THE TASKS:
1. Summarize the passage on book ads in two sentences.
2. Write out the part of the passage on book ads that opens with the words containing "The Years Between" and closes with "breaking even. Why?".
3. Extend the passage on book ads, picking up after its last sentence.

SOURCE:
All of Nothing has had 10 sales, and 7,894 page reads. All of Nothing is 420 KENPC, so if you divide 7894 by 420, you get the equivalent of 18.79 (almost 19) books read. For me, that’s pretty good for sales.

The Years Between Us is less at 420, so without doing the math, 603 is the equivalent of about 2 books read. Wherever He Goes, I can say just one book in KU page reads was read.

At this stage of the game, I’m happy with breaking even. Why?

  • Readers are seeing my ads. With a low bid, this is a big deal. Lots of people think they need to bid high to be seen, and clearly, that’s not the case. Bryan did not tell us to go after the big-named trad authors in our genre. He told us to target authors that are in KU in our genre that are doing well. Should I target Lauren Landish or Nora Roberts? Which obviously would be cheaper? Lauren is in KU and number one at the time of writing.
  • I’m getting clicks. This is also a big deal. Why? Because it tells me my covers are good and my ad copy is pulling readers in to click my ad and take a look at my product page.

LISTED ENTRIES:
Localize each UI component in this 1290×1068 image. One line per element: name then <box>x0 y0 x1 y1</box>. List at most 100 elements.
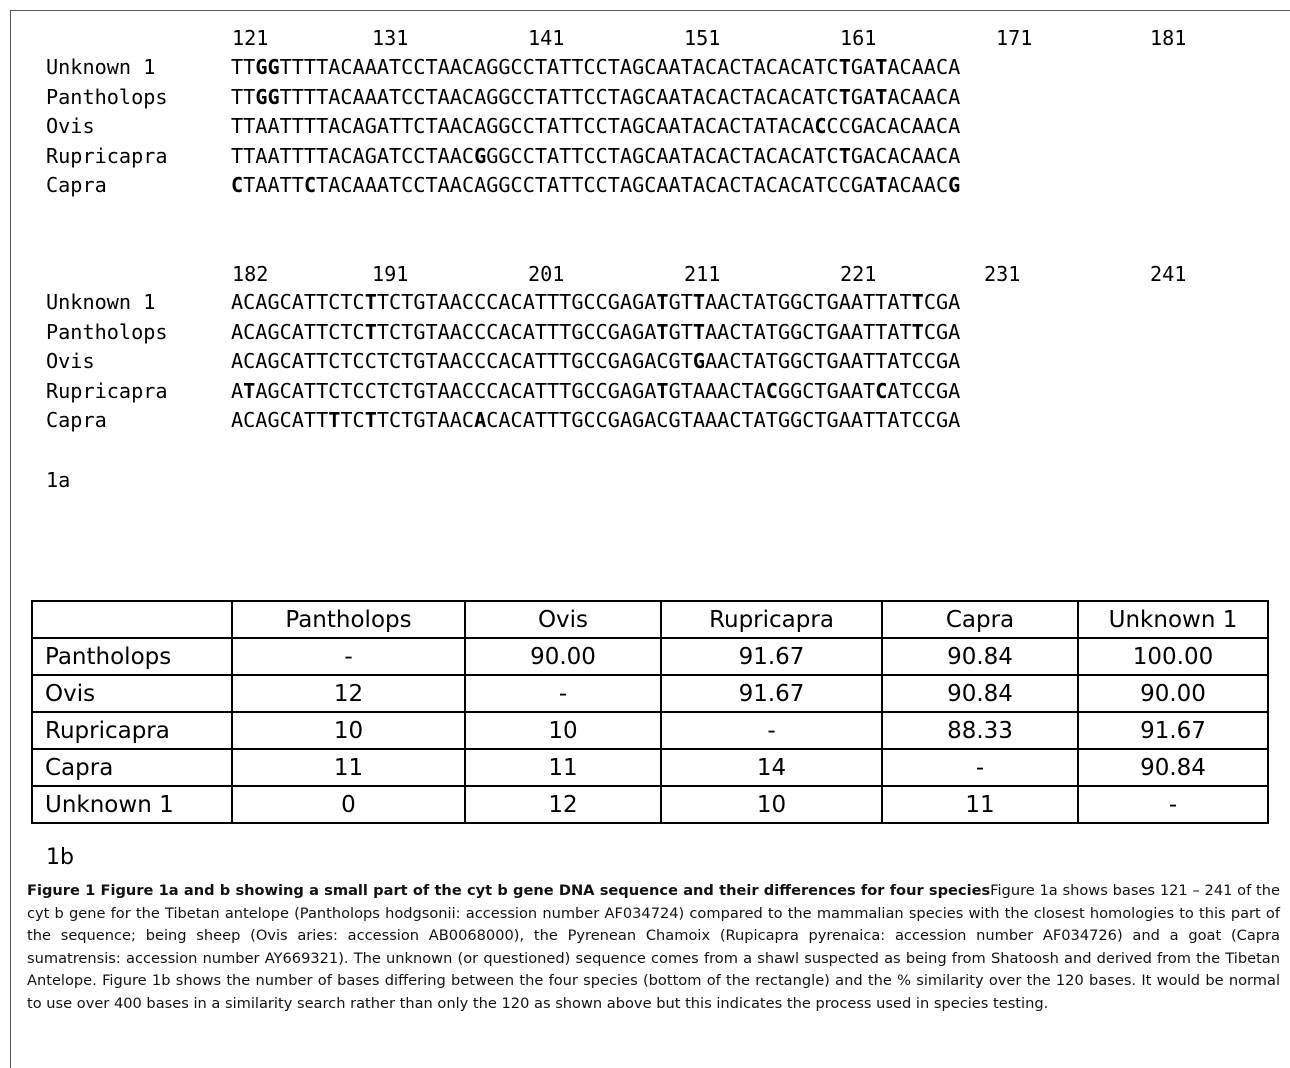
sequence-text: TTAATTTTACAGATTCTAACAGGCCTATTCCTAGCAATAC… <box>231 114 960 138</box>
difference-base: T <box>875 84 888 109</box>
row-header-cell: Ovis <box>31 674 233 713</box>
sequence-segment: TCTGTAACCCACATTTGCCGAGA <box>376 290 657 314</box>
sequence-segment: GT <box>668 319 693 344</box>
position-number: 201 <box>528 262 565 286</box>
similarity-table: Pantholops Ovis Rupricapra Capra Unknown… <box>31 600 1269 824</box>
position-number: 231 <box>984 262 1021 286</box>
caption-text: Figure 1a shows bases 121 – 241 of the c… <box>27 882 1280 1012</box>
table-cell: 90.84 <box>881 637 1079 676</box>
sequence-row: Pantholops TTGGTTTTACAAATCCTAACAGGCCTATTC… <box>46 83 960 113</box>
sequence-segment: AACTATGGCTGAATTAT <box>705 319 912 344</box>
difference-base: T <box>656 319 669 344</box>
sequence-segment: AGCATTCTCCTCTGTAACCCACATTTGCCGAGA <box>255 378 657 403</box>
table-cell: 91.67 <box>660 637 883 676</box>
table-cell: 91.67 <box>660 674 883 713</box>
difference-base: A <box>474 408 487 432</box>
difference-base: GG <box>255 55 280 79</box>
sequence-text: ACAGCATTCTCTTCTGTAACCCACATTTGCCGAGATGTTA… <box>231 290 960 314</box>
table-cell: 91.67 <box>1077 711 1269 750</box>
sequence-segment: AACTATGGCTGAATTAT <box>705 290 912 314</box>
sequence-segment: ACAACA <box>887 84 961 109</box>
table-row: Unknown 1 0 12 10 11 - <box>31 785 1269 824</box>
sequence-segment: ACAGCATT <box>231 408 329 432</box>
sequence-segment: ACAGCATTCTCCTCTGTAACCCACATTTGCCGAGACGT <box>231 349 693 373</box>
difference-base: C <box>765 378 778 403</box>
sequence-segment: TAATT <box>243 173 304 197</box>
row-header-cell: Pantholops <box>31 637 233 676</box>
difference-base: G <box>948 173 961 197</box>
sequence-segment: AACTATGGCTGAATTATCCGA <box>705 349 961 373</box>
position-number: 131 <box>372 26 409 50</box>
table-header-cell: Rupricapra <box>660 600 883 639</box>
position-number: 211 <box>684 262 721 286</box>
sequence-segment: GGCCTATTCCTAGCAATACACTACACATC <box>486 143 839 168</box>
difference-base: T <box>692 319 706 344</box>
species-name: Unknown 1 <box>46 55 156 79</box>
table-row: Ovis 12 - 91.67 90.84 90.00 <box>31 674 1269 713</box>
sequence-segment: TTAATTTTACAGATCCTAAC <box>231 143 475 168</box>
sequence-row: Unknown 1 TTGGTTTTACAAATCCTAACAGGCCTATTCC… <box>46 53 960 83</box>
difference-base: T <box>875 173 888 197</box>
table-cell: 100.00 <box>1077 637 1269 676</box>
difference-base: GG <box>255 84 280 109</box>
position-numbers-a: 121 131 141 151 161 171 181 <box>0 26 1290 52</box>
sequence-text: ACAGCATTCTCCTCTGTAACCCACATTTGCCGAGACGTGA… <box>231 349 960 373</box>
position-number: 161 <box>840 26 877 50</box>
table-row: Pantholops - 90.00 91.67 90.84 100.00 <box>31 637 1269 676</box>
table-cell: 11 <box>231 748 466 787</box>
sequence-segment: ACAGCATTCTC <box>231 290 365 314</box>
table-cell: 0 <box>231 785 466 824</box>
species-name: Unknown 1 <box>46 290 156 314</box>
position-number: 191 <box>372 262 409 286</box>
sequence-segment: GACACAACA <box>850 143 961 168</box>
difference-base: T <box>364 319 377 344</box>
table-header-cell: Ovis <box>464 600 662 639</box>
sequence-text: CTAATTCTACAAATCCTAACAGGCCTATTCCTAGCAATAC… <box>231 173 960 197</box>
difference-base: T <box>364 290 377 314</box>
table-cell: - <box>881 748 1079 787</box>
difference-base: T <box>243 378 256 403</box>
table-cell: 90.84 <box>1077 748 1269 787</box>
sequence-segment: ACAAC <box>887 173 949 197</box>
caption-title: Figure 1 Figure 1a and b showing a small… <box>27 882 991 899</box>
sequence-row: Capra CTAATTCTACAAATCCTAACAGGCCTATTCCTAGC… <box>46 171 960 201</box>
table-cell: 11 <box>881 785 1079 824</box>
sequence-row: Rupricapra TTAATTTTACAGATCCTAACGGGCCTATTC… <box>46 142 960 172</box>
sequence-text: TTGGTTTTACAAATCCTAACAGGCCTATTCCTAGCAATAC… <box>231 55 960 79</box>
position-number: 181 <box>1150 26 1187 50</box>
sequence-row: Ovis TTAATTTTACAGATTCTAACAGGCCTATTCCTAGCA… <box>46 112 960 142</box>
difference-base: T <box>656 290 669 314</box>
difference-base: G <box>474 143 487 168</box>
position-number: 141 <box>528 26 565 50</box>
sequence-segment: TCTGTAAC <box>376 408 475 432</box>
table-cell: 10 <box>464 711 662 750</box>
sequence-segment: CACATTTGCCGAGACGTAAACTATGGCTGAATTATCCGA <box>486 408 961 432</box>
panel-label-1b: 1b <box>46 845 74 870</box>
table-cell: 11 <box>464 748 662 787</box>
species-name: Pantholops <box>46 84 168 109</box>
sequence-alignment-b: Unknown 1 ACAGCATTCTCTTCTGTAACCCACATTTGCC… <box>46 288 960 436</box>
species-name: Rupricapra <box>46 378 168 403</box>
sequence-segment: CCGACACAACA <box>826 114 961 138</box>
row-header-cell: Unknown 1 <box>31 785 233 824</box>
species-name: Rupricapra <box>46 143 168 168</box>
difference-base: T <box>911 319 924 344</box>
sequence-alignment-a: Unknown 1 TTGGTTTTACAAATCCTAACAGGCCTATTCC… <box>46 53 960 201</box>
species-name: Pantholops <box>46 319 168 344</box>
table-header-cell: Capra <box>881 600 1079 639</box>
sequence-segment: TC <box>340 408 365 432</box>
table-cell: 14 <box>660 748 883 787</box>
sequence-text: ATAGCATTCTCCTCTGTAACCCACATTTGCCGAGATGTAA… <box>231 379 960 403</box>
sequence-text: ACAGCATTTTCTTCTGTAACACACATTTGCCGAGACGTAA… <box>231 408 960 432</box>
sequence-segment: TT <box>231 84 256 109</box>
sequence-row: Pantholops ACAGCATTCTCTTCTGTAACCCACATTTGC… <box>46 318 960 348</box>
difference-base: C <box>875 378 888 403</box>
table-row: Rupricapra 10 10 - 88.33 91.67 <box>31 711 1269 750</box>
sequence-segment: GTAAACTA <box>668 378 766 403</box>
sequence-row: Rupricapra ATAGCATTCTCCTCTGTAACCCACATTTGC… <box>46 377 960 407</box>
sequence-segment: TT <box>231 55 256 79</box>
table-header-cell: Pantholops <box>231 600 466 639</box>
sequence-segment: TTTTACAAATCCTAACAGGCCTATTCCTAGCAATACACTA… <box>279 55 839 79</box>
table-cell: 90.84 <box>881 674 1079 713</box>
difference-base: C <box>814 114 827 138</box>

RESPONSES BY TASK:
1. All of Nothing has had 10 sales and 7,894 page reads, about the equivalent of 19 books read, and at this stage the writer is happy with breaking even. Readers are seeing the ads despite a low bid, and the clicks show that the covers and ad copy are pulling readers in to look at the product page.

2.
The Years Between Us is less at 420, so without doing the math, 603 is the equivalent of about 2 books read. Wherever He Goes, I can say just one book in KU page reads was read.

At this stage of the game, I’m happy with breaking even. Why?

3.
  • I’m getting sales, though small ones. Part of ad maintenance is making sure your clicks convert to sales. If they aren’t, then something is wrong with your sales page. Maybe your blurb is bad, or your look inside doesn’t sound good. You’re losing readers between the click and the sale. Maybe your cover doesn’t hit the mark after all (or maybe you’re not in KU and readers were hoping you would be). Maybe based on your cover they thought it would be about one thing, but then they read your blurb and thought it was about something else. It could be anything, so make sure you keep up with clicks and if they are turning into sales.
  • Hopefully some of these sales and KU reads will turn into more reviews. I need reviews and if people enjoy my books, maybe down the road they’ll leave a review.

Ads aren’t always about making money. When you’re starting out you don’t want to lose money, but you’re also paying for exposure and hopefully reviews.

What am I going to do moving forward?

  • Keep an eye on my ads. Obviously a five dollar return can quickly go from plus to minus, so I will need to make sure I’m always earning or at least breaking even.
  • Work on my ad copy. Find a hook and reel in your readers.
  • Do more ads for All of Nothing. If that book is going to be my biggest earner, I need to exploit that.
  • Explore ads for my trilogy. Someone read Chasing You, so my trilogy has read-through potential. I always forget that they are decent books and people are reading all three of them. In my head I’ve kind of written them off as average, but maybe if I throw some ads at Don’t Run Away, the trilogy will make me some money. (I’ll need to rewrite the blurbs for those books and put in better keywords in my KDP dashboard before I try ads with those.)
  • Look for more keywords. New books pop up on the bestseller list all the time.  Keep adding titles to your keyword list.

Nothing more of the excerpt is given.